* **Exercise instructions**: Show all lines holding the string "Sydney".
········
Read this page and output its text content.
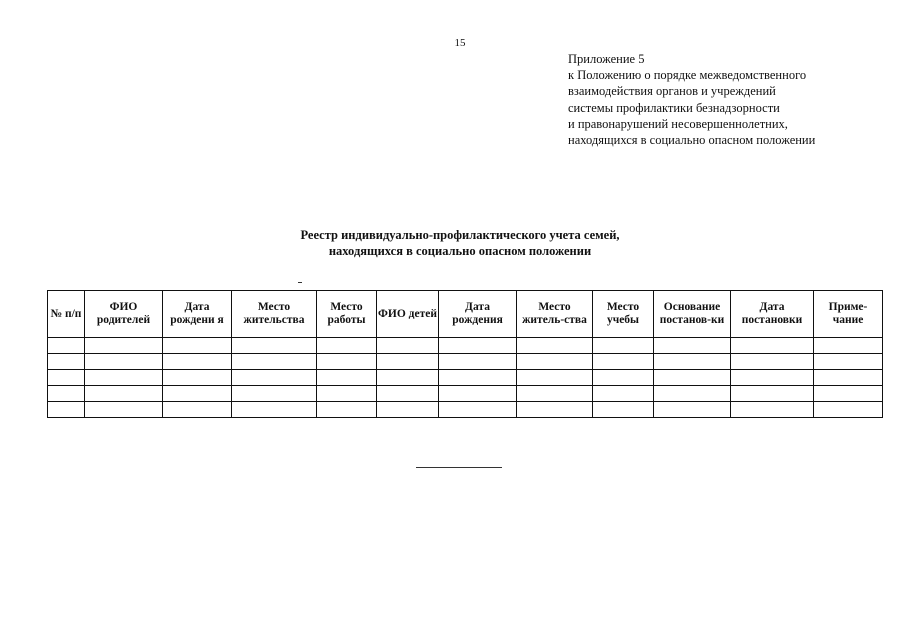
15
Приложение 5
к Положению о порядке межведомственного
взаимодействия органов и учреждений
системы профилактики безнадзорности
и правонарушений несовершеннолетних,
находящихся в социально опасном положении
Реестр индивидуально-профилактического учета семей,
находящихся в социально опасном положении
№ п/п	ФИО родителей	Дата рождени я	Место жительства	Место работы	ФИО детей	Дата рождения	Место житель-ства	Место учебы	Основание постанов-ки	Дата постановки	Приме-чание
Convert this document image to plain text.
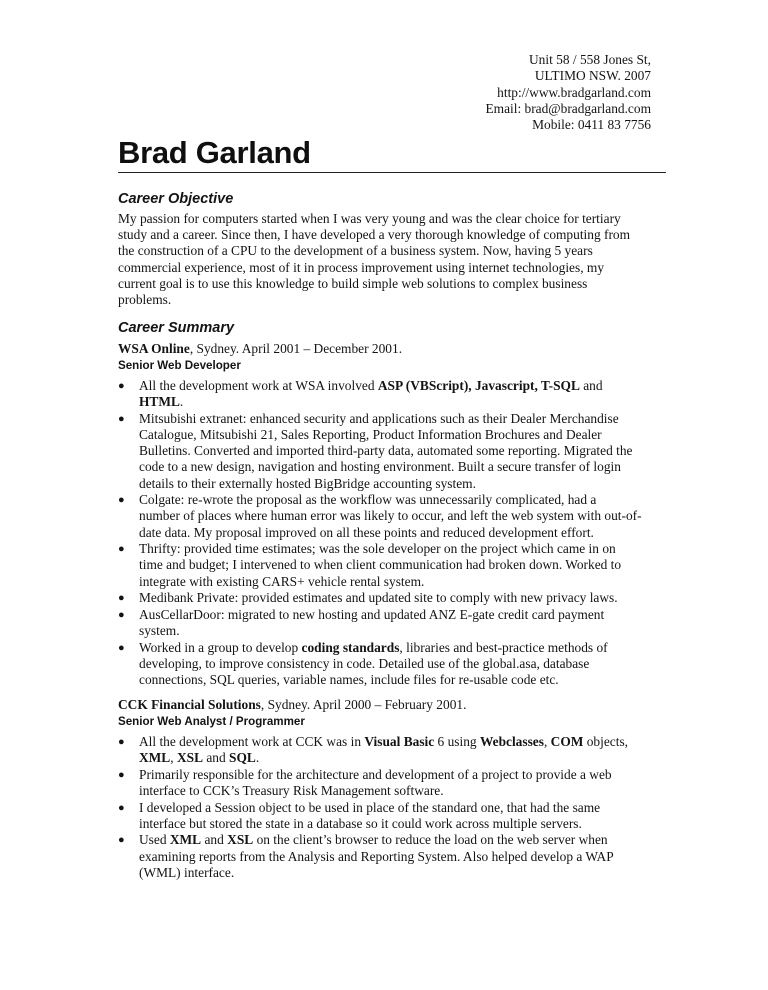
Unit 58 / 558 Jones St,
ULTIMO NSW. 2007
http://www.bradgarland.com
Email: brad@bradgarland.com
Mobile: 0411 83 7756
Brad Garland
Career Objective

My passion for computers started when I was very young and was the clear choice for tertiary
study and a career. Since then, I have developed a very thorough knowledge of computing from
the construction of a CPU to the development of a business system. Now, having 5 years
commercial experience, most of it in process improvement using internet technologies, my
current goal is to use this knowledge to build simple web solutions to complex business
problems.

Career Summary
WSA Online, Sydney. April 2001 – December 2001.
Senior Web Developer
● All the development work at WSA involved ASP (VBScript), Javascript, T-SQL and
HTML.
● Mitsubishi extranet: enhanced security and applications such as their Dealer Merchandise
Catalogue, Mitsubishi 21, Sales Reporting, Product Information Brochures and Dealer
Bulletins. Converted and imported third-party data, automated some reporting. Migrated the
code to a new design, navigation and hosting environment. Built a secure transfer of login
details to their externally hosted BigBridge accounting system.
● Colgate: re-wrote the proposal as the workflow was unnecessarily complicated, had a
number of places where human error was likely to occur, and left the web system with out-of-
date data. My proposal improved on all these points and reduced development effort.
● Thrifty: provided time estimates; was the sole developer on the project which came in on
time and budget; I intervened to when client communication had broken down. Worked to
integrate with existing CARS+ vehicle rental system.
● Medibank Private: provided estimates and updated site to comply with new privacy laws.
● AusCellarDoor: migrated to new hosting and updated ANZ E-gate credit card payment
system.
● Worked in a group to develop coding standards, libraries and best-practice methods of
developing, to improve consistency in code. Detailed use of the global.asa, database
connections, SQL queries, variable names, include files for re-usable code etc.
CCK Financial Solutions, Sydney. April 2000 – February 2001.
Senior Web Analyst / Programmer
● All the development work at CCK was in Visual Basic 6 using Webclasses, COM objects,
XML, XSL and SQL.
● Primarily responsible for the architecture and development of a project to provide a web
interface to CCK’s Treasury Risk Management software.
● I developed a Session object to be used in place of the standard one, that had the same
interface but stored the state in a database so it could work across multiple servers.
● Used XML and XSL on the client’s browser to reduce the load on the web server when
examining reports from the Analysis and Reporting System. Also helped develop a WAP
(WML) interface.
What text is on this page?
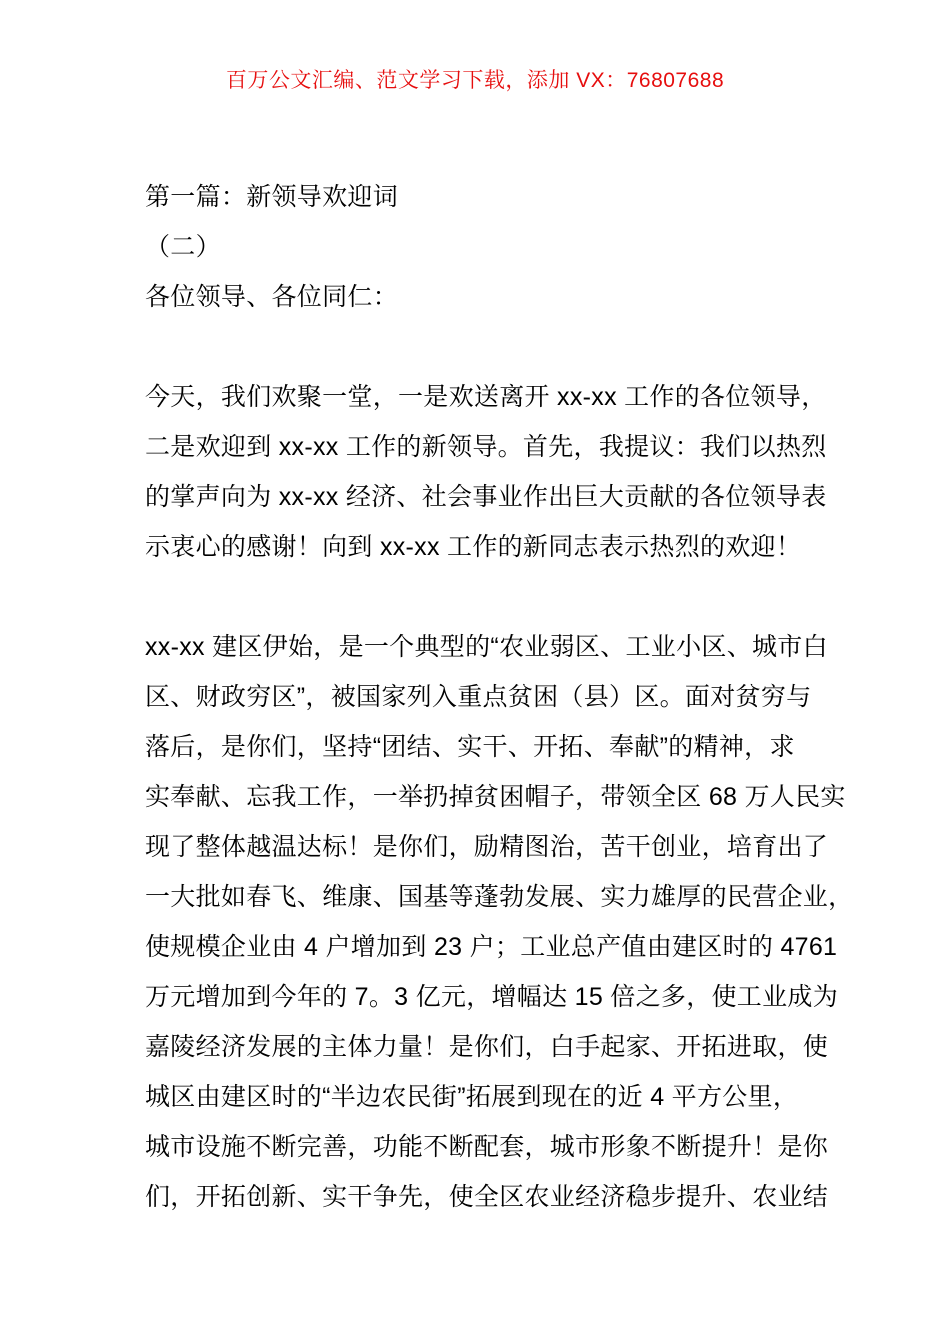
百万公文汇编、范文学习下载，添加 VX：76807688
第一篇：新领导欢迎词
（二）
各位领导、各位同仁：
今天，我们欢聚一堂，一是欢送离开 xx-xx 工作的各位领导，
二是欢迎到 xx-xx 工作的新领导。首先，我提议：我们以热烈
的掌声向为 xx-xx 经济、社会事业作出巨大贡献的各位领导表
示衷心的感谢！向到 xx-xx 工作的新同志表示热烈的欢迎！
xx-xx 建区伊始，是一个典型的“农业弱区、工业小区、城市白
区、财政穷区”，被国家列入重点贫困（县）区。面对贫穷与
落后，是你们，坚持“团结、实干、开拓、奉献”的精神，求
实奉献、忘我工作，一举扔掉贫困帽子，带领全区 68 万人民实
现了整体越温达标！是你们，励精图治，苦干创业，培育出了
一大批如春飞、维康、国基等蓬勃发展、实力雄厚的民营企业，
使规模企业由 4 户增加到 23 户；工业总产值由建区时的 4761
万元增加到今年的 7。3 亿元，增幅达 15 倍之多，使工业成为
嘉陵经济发展的主体力量！是你们，白手起家、开拓进取，使
城区由建区时的“半边农民街”拓展到现在的近 4 平方公里，
城市设施不断完善，功能不断配套，城市形象不断提升！是你
们，开拓创新、实干争先，使全区农业经济稳步提升、农业结
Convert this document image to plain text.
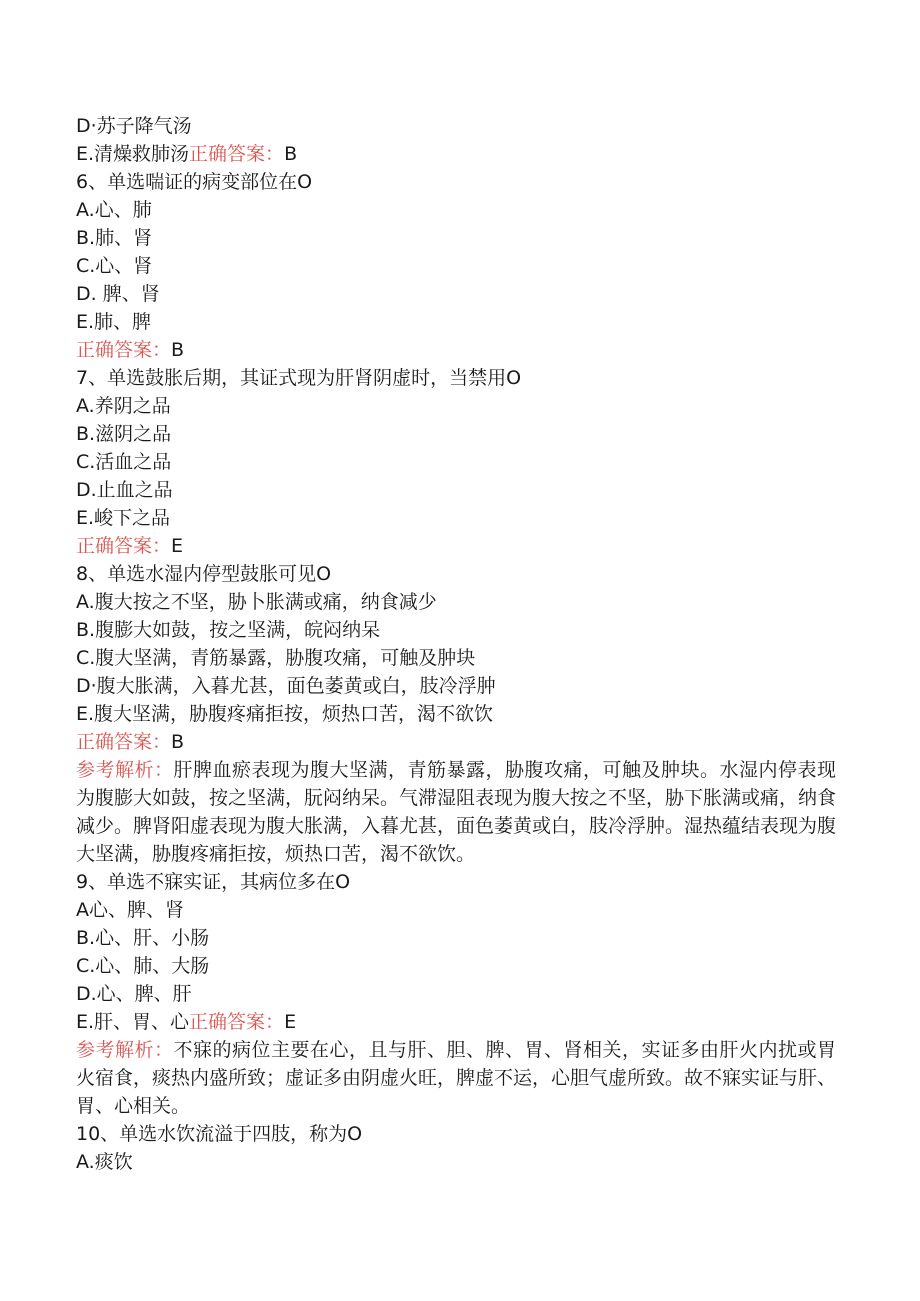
D·苏子降气汤
E.清燥救肺汤正确答案：B
6、单选喘证的病变部位在O
A.心、肺
B.肺、肾
C.心、肾
D. 脾、肾
E.肺、脾
正确答案：B
7、单选鼓胀后期，其证式现为肝肾阴虚时，当禁用O
A.养阴之品
B.滋阴之品
C.活血之品
D.止血之品
E.峻下之品
正确答案：E
8、单选水湿内停型鼓胀可见O
A.腹大按之不坚，胁卜胀满或痛，纳食减少
B.腹膨大如鼓，按之坚满，皖闷纳呆
C.腹大坚满，青筋暴露，胁腹攻痛，可触及肿块
D·腹大胀满，入暮尤甚，面色萎黄或白，肢冷浮肿
E.腹大坚满，胁腹疼痛拒按，烦热口苦，渴不欲饮
正确答案：B
参考解析：肝脾血瘀表现为腹大坚满，青筋暴露，胁腹攻痛，可触及肿块。水湿内停表现为腹膨大如鼓，按之坚满，朊闷纳呆。气滞湿阻表现为腹大按之不坚，胁下胀满或痛，纳食减少。脾肾阳虚表现为腹大胀满，入暮尤甚，面色萎黄或白，肢冷浮肿。湿热蕴结表现为腹大坚满，胁腹疼痛拒按，烦热口苦，渴不欲饮。
9、单选不寐实证，其病位多在O
A心、脾、肾
B.心、肝、小肠
C.心、肺、大肠
D.心、脾、肝
E.肝、胃、心正确答案：E
参考解析：不寐的病位主要在心，且与肝、胆、脾、胃、肾相关，实证多由肝火内扰或胃火宿食，痰热内盛所致；虚证多由阴虚火旺，脾虚不运，心胆气虚所致。故不寐实证与肝、胃、心相关。
10、单选水饮流溢于四肢，称为O
A.痰饮
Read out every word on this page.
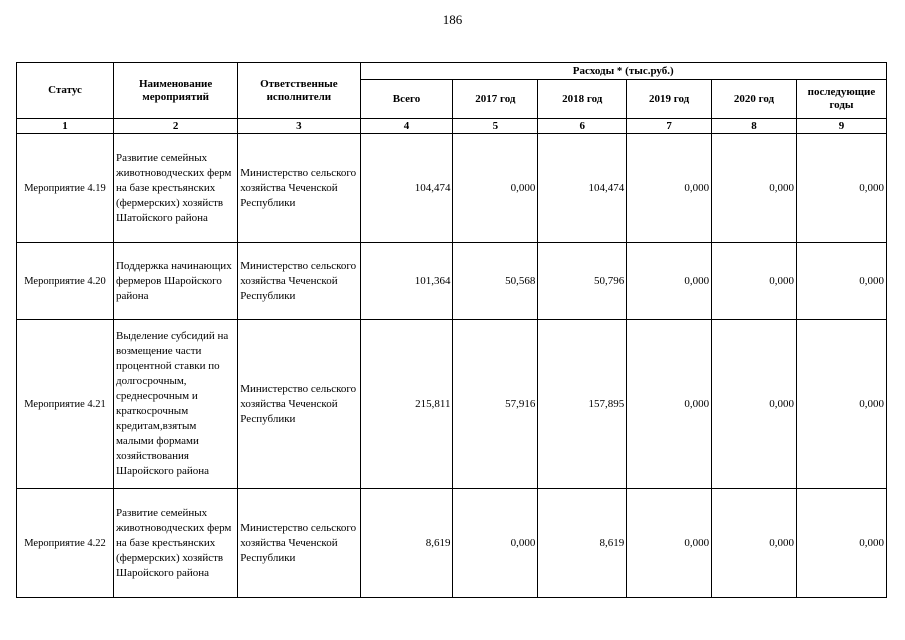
186
Статус	Наименование мероприятий	Ответственные исполнители	Расходы * (тыс.руб.)					
			Всего	2017 год	2018 год	2019 год	2020 год	последующие годы
1	2	3	4	5	6	7	8	9
Мероприятие 4.19	Развитие семейных животноводческих ферм на базе крестьянских (фермерских) хозяйств Шатойского района	Министерство сельского хозяйства Чеченской Республики	104,474	0,000	104,474	0,000	0,000	0,000
Мероприятие 4.20	Поддержка начинающих фермеров Шаройского района	Министерство сельского хозяйства Чеченской Республики	101,364	50,568	50,796	0,000	0,000	0,000
Мероприятие 4.21	Выделение субсидий на возмещение части процентной ставки по долгосрочным, среднесрочным и краткосрочным кредитам,взятым малыми формами хозяйствования Шаройского района	Министерство сельского хозяйства Чеченской Республики	215,811	57,916	157,895	0,000	0,000	0,000
Мероприятие 4.22	Развитие семейных животноводческих ферм на базе крестьянских (фермерских) хозяйств Шаройского района	Министерство сельского хозяйства Чеченской Республики	8,619	0,000	8,619	0,000	0,000	0,000
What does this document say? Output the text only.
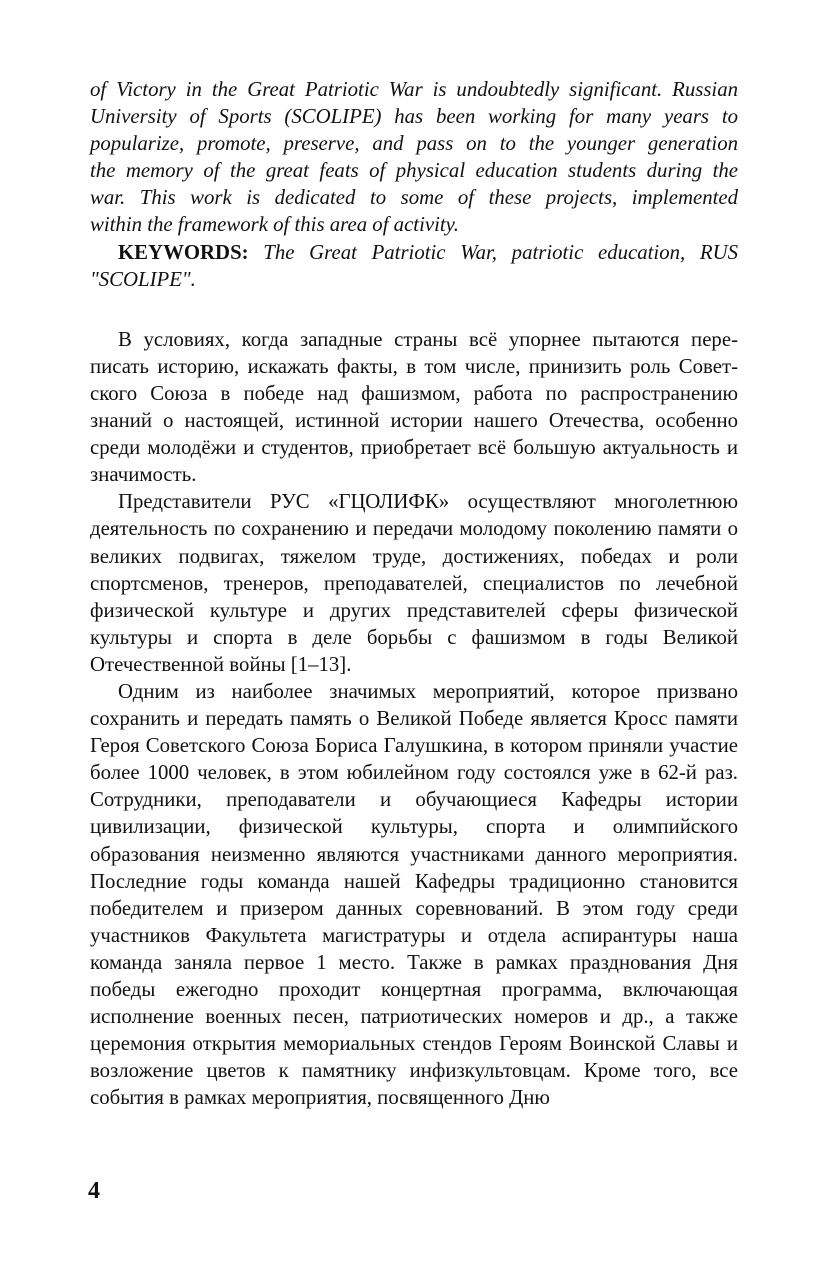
of Victory in the Great Patriotic War is undoubtedly significant. Russian
University of Sports (SCOLIPE) has been working for many years to
popularize, promote, preserve, and pass on to the younger generation
the memory of the great feats of physical education students during the
war. This work is dedicated to some of these projects, implemented
within the framework of this area of activity.

KEYWORDS: The Great Patriotic War, patriotic education, RUS "SCOLIPE".

В условиях, когда западные страны всё упорнее пытаются переписать историю, искажать факты, в том числе, принизить роль Советского Союза в победе над фашизмом, работа по распространению знаний о настоящей, истинной истории нашего Отечества, особенно среди молодёжи и студентов, приобретает всё большую актуальность и значимость.

Представители РУС «ГЦОЛИФК» осуществляют многолетнюю деятельность по сохранению и передачи молодому поколению памяти о великих подвигах, тяжелом труде, достижениях, победах и роли спортсменов, тренеров, преподавателей, специалистов по лечебной физической культуре и других представителей сферы физической культуры и спорта в деле борьбы с фашизмом в годы Великой Отечественной войны [1–13].

Одним из наиболее значимых мероприятий, которое призвано сохранить и передать память о Великой Победе является Кросс памяти Героя Советского Союза Бориса Галушкина, в котором приняли участие более 1000 человек, в этом юбилейном году состоялся уже в 62-й раз. Сотрудники, преподаватели и обучающиеся Кафедры истории цивилизации, физической культуры, спорта и олимпийского образования неизменно являются участниками данного мероприятия. Последние годы команда нашей Кафедры традиционно становится победителем и призером данных соревнований. В этом году среди участников Факультета магистратуры и отдела аспирантуры наша команда заняла первое 1 место. Также в рамках празднования Дня победы ежегодно проходит концертная программа, включающая исполнение военных песен, патриотических номеров и др., а также церемония открытия мемориальных стендов Героям Воинской Славы и возложение цветов к памятнику инфизкультовцам. Кроме того, все события в рамках мероприятия, посвященного Дню

4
········
* **Result**:
WSA Online, Sydney. April 2001 – December 2001.
CCK Financial Solutions, Sydney. April 2000 – February 2001.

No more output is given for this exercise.